PROMPT
Wherever the string "alte" appears in the listing, copy that line.

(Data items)

______________________________

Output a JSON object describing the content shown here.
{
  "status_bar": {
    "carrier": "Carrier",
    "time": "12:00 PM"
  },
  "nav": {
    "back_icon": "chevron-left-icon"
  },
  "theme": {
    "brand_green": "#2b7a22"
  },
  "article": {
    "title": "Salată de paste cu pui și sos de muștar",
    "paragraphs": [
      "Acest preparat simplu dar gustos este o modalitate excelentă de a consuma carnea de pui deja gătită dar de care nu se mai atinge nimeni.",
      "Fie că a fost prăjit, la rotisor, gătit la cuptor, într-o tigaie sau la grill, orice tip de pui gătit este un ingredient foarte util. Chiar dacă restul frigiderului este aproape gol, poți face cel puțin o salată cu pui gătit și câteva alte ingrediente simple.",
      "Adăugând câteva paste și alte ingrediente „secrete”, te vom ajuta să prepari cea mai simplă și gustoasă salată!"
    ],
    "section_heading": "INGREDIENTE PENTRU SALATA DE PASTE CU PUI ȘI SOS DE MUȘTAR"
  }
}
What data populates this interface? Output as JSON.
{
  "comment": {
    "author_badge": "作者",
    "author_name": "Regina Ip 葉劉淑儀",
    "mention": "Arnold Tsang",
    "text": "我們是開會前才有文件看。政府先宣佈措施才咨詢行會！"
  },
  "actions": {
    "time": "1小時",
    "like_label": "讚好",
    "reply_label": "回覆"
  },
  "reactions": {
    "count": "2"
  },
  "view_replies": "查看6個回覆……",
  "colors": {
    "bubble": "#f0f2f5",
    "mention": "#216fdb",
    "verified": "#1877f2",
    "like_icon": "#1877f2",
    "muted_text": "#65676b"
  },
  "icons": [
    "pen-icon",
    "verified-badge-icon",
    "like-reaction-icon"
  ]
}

______________________________

ANSWER TO THIS TASK
      "Fie că a fost prăjit, la rotisor, gătit la cuptor, într-o tigaie sau la grill, orice tip de pui gătit este un ingredient foarte util. Chiar dacă restul frigiderului este aproape gol, poți face cel puțin o salată cu pui gătit și câteva alte ingrediente simple.",
      "Adăugând câteva paste și alte ingrediente „secrete”, te vom ajuta să prepari cea mai simplă și gustoasă salată!"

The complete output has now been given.